Reproduce, word for word, the passage from "To the overlords, libraries" to "of the world." in the essay below on the internet and corporate media.

▸ **Page extract**
Begin
The only real competition threatening corporate media's stranglehold on official "truth" comes from the internet. It's job is turning our brains into Cream of Wheat and the internet is the best antidote.

We have broadband, YouTube, blogs, forums, discussion groups, political organizing, access to newspapers published in actual free countries -- all taking place in plain sight. I don't think the power elites can afford to allow this nonsense to continue for much longer. People with unconventional (read: humanitarian) ideas are the implacable enemy of those getting rich and powerful via the status quo, and these dissenters will not be tolerated forever.

To the overlords, libraries and independent publishers and book stores are bad enough. But fortunately for "them," libraries are ill-attended, it's getting harder to publish unorthodox material in the US, and independent book stores are getting killed by the Barnes & Nobles of the world.

Not so the internet. It's become the alternate universe for hundreds of millions of people who know and understand that the official story is always and inevitably bullshit. That altruism has never been a function of governments. That governments are always at war with "the people" they pretend to watch out for. That, as the Commander Guy pointed out in a rare moment of clarity, dictatorships ARE easier to run than representative democracies. That power exists solely to perpetuate itself and, when threatened, will defend its position with anything and everything in the arsenal.

Now that's a hell of an alternate narrative, raised as we are on the American creation myth in which the US always acts out of decency and its abiding devotion to human rights. And the internet is the conveyor belt that carries this alternative universe of actual facts, and the seditious thoughts and attitudes and movements they inspire, around the world in less time than it takes a cat to sneeze (as one of mine just did).
End
▸ **Data**
Begin
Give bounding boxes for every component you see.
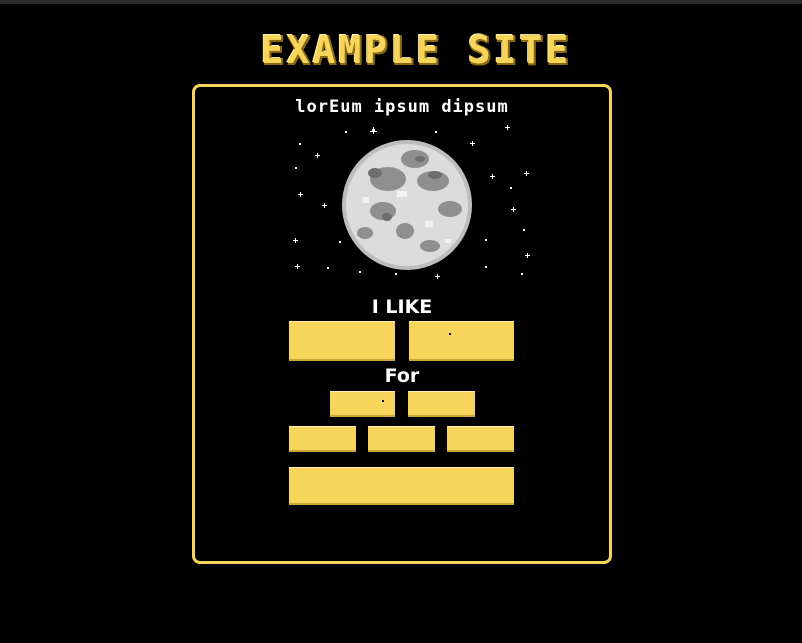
- for-option-button-3[interactable]: [289, 426, 356, 452]
- label-for: For: [384, 365, 420, 387]
- for-option-button-4[interactable]: [368, 426, 435, 452]
- submit-button[interactable]: [289, 467, 514, 505]
- window-top-strip: [0, 0, 802, 4]
- btn-speck: [382, 400, 384, 402]
- for-option-button-1[interactable]: [330, 391, 395, 417]
- main-card: lorEum ipsum dipsum I LIKE For: [192, 84, 612, 564]
- btn-speck: [449, 333, 451, 335]
- for-option-button-2[interactable]: [408, 391, 475, 417]
- for-option-button-5[interactable]: [447, 426, 514, 452]
- site-title: EXAMPLE SITE: [260, 28, 572, 72]
- like-option-button-2[interactable]: [409, 321, 514, 361]
- card-heading: lorEum ipsum dipsum: [295, 97, 509, 117]
- like-option-button-1[interactable]: [289, 321, 395, 361]
- label-i-like: I LIKE: [371, 296, 433, 318]
- moon-icon: [293, 125, 530, 279]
End
▸ **Written answer**
To the overlords, libraries and independent publishers and book stores are bad enough. But fortunately for "them," libraries are ill-attended, it's getting harder to publish unorthodox material in the US, and independent book stores are getting killed by the Barnes & Nobles of the world.